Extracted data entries
** begin **

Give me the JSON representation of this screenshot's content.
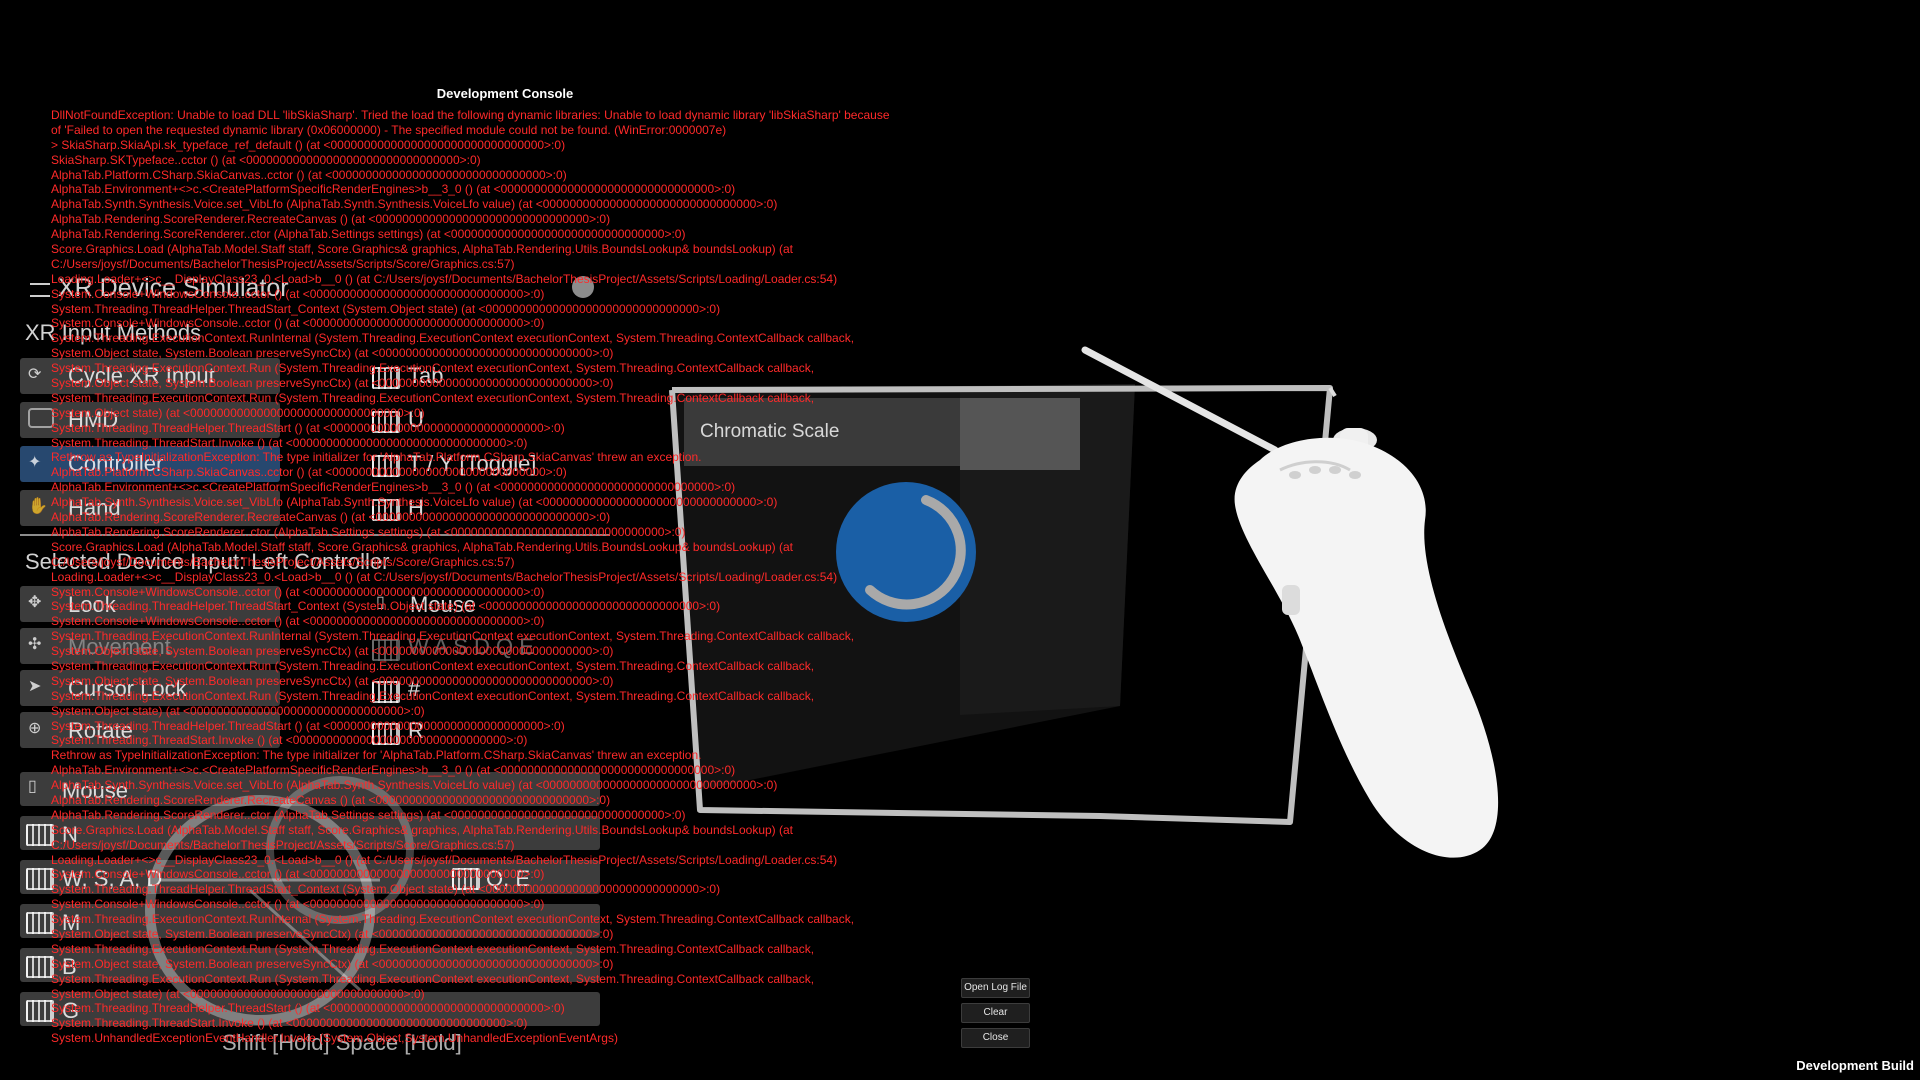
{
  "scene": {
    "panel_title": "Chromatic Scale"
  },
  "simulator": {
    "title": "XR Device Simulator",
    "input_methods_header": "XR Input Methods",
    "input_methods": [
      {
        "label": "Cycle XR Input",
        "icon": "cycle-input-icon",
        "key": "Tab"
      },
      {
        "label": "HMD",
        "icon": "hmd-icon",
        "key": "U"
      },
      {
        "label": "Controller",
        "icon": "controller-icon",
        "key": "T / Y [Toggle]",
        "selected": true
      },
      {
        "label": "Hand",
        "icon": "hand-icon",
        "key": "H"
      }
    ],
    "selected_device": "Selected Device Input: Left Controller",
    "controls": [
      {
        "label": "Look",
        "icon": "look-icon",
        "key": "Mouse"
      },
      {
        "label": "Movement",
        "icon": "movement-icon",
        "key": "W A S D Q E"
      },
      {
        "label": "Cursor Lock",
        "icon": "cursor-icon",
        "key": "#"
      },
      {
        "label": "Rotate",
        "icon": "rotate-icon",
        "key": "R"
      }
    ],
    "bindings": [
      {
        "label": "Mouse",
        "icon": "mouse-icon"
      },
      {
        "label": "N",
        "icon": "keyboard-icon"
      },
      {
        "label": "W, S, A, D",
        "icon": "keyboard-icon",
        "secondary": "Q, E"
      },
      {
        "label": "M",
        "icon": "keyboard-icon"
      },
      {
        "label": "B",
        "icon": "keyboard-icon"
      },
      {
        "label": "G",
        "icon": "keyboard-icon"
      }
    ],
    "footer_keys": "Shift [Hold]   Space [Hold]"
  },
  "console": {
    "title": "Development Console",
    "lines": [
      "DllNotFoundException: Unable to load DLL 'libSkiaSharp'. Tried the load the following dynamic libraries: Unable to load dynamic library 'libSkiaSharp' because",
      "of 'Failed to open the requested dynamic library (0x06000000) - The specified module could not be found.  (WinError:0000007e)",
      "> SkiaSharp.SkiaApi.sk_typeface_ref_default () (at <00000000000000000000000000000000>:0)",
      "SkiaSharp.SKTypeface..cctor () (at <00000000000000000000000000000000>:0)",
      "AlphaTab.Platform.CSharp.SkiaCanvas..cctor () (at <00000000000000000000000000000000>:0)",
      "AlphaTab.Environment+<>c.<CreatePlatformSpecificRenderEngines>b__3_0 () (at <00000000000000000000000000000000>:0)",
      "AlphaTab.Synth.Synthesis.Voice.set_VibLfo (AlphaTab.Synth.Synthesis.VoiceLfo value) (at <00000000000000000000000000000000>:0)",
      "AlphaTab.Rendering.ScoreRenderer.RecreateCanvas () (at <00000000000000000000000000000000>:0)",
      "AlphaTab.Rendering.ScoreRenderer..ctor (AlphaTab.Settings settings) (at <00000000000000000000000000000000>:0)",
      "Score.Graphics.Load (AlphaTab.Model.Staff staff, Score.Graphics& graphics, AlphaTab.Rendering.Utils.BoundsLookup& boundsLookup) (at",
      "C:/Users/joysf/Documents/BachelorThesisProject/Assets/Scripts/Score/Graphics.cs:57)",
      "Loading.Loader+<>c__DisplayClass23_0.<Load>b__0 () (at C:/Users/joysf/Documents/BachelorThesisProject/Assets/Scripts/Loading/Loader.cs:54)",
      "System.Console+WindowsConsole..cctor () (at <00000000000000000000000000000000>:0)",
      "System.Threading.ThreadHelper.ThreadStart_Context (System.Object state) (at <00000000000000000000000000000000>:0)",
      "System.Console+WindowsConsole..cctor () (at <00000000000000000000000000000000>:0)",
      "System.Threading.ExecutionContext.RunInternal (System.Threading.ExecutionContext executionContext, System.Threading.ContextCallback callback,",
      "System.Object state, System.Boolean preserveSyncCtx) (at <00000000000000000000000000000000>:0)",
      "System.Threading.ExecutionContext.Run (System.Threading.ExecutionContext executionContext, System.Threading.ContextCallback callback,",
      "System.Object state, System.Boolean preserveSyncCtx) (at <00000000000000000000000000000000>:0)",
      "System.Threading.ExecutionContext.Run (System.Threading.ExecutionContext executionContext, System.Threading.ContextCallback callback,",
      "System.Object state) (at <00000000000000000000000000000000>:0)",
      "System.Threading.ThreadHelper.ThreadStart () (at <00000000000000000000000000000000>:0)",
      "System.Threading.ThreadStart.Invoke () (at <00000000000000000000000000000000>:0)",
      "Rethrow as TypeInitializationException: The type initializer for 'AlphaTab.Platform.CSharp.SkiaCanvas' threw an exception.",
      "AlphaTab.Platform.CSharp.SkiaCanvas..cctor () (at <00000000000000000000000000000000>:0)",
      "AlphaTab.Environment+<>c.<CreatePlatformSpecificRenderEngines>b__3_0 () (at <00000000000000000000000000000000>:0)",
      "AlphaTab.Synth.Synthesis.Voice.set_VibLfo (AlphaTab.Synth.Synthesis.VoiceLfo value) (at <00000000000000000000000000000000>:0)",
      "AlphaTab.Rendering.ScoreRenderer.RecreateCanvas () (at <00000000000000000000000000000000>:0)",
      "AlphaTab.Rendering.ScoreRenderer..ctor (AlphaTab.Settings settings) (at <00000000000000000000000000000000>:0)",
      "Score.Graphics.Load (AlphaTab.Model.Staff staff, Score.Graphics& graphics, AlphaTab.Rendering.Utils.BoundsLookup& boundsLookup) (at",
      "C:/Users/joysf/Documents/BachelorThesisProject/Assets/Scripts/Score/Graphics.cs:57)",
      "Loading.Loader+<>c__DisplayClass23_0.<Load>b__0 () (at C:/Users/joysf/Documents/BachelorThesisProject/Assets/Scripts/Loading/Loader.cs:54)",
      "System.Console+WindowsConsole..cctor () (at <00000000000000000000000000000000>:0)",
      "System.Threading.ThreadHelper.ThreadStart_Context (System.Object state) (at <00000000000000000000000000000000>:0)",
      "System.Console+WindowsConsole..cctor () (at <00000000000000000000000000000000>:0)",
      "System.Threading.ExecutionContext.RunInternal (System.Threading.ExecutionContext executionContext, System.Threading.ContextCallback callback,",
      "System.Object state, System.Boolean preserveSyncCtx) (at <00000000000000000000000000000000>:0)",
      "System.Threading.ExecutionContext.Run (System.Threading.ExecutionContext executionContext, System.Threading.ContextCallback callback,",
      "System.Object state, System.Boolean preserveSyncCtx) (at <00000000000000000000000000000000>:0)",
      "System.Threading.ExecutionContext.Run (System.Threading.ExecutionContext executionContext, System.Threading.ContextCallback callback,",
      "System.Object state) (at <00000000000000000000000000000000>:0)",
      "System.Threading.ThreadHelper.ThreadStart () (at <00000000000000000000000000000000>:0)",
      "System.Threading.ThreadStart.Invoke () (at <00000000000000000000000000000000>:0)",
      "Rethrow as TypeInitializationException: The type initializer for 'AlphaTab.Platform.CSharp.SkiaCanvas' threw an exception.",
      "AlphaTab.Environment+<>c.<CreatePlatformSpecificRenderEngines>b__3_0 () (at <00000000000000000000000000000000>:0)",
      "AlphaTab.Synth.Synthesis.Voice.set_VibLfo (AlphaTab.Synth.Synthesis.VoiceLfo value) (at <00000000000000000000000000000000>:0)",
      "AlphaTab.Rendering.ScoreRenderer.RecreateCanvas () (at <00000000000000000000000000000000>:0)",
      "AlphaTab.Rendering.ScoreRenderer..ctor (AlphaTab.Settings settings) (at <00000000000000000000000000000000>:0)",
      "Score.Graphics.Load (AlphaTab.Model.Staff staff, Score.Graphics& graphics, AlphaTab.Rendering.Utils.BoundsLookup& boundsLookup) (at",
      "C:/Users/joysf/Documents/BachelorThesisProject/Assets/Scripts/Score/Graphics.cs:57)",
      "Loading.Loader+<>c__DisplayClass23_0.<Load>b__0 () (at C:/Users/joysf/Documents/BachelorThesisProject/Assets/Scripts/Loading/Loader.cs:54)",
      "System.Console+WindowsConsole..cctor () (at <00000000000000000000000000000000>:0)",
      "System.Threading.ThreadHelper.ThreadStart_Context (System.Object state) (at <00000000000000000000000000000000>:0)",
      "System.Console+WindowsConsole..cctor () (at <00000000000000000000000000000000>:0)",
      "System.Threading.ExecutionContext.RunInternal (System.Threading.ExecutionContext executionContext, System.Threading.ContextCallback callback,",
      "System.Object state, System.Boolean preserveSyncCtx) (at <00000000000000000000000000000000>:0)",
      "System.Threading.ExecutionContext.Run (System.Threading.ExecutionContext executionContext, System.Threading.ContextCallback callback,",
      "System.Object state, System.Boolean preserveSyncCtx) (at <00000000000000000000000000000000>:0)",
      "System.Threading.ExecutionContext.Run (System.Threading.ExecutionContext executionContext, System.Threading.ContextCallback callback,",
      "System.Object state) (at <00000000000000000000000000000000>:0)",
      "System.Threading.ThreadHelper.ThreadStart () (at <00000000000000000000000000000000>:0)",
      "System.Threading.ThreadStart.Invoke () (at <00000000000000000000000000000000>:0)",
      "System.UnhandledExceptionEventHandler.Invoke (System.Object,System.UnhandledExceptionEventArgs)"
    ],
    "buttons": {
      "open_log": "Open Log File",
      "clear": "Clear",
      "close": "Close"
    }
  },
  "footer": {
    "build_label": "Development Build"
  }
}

** end **

Exercise goal: Count the lines of the listing above that include the word "Development" and state the total with nothing else.

Written solution: 2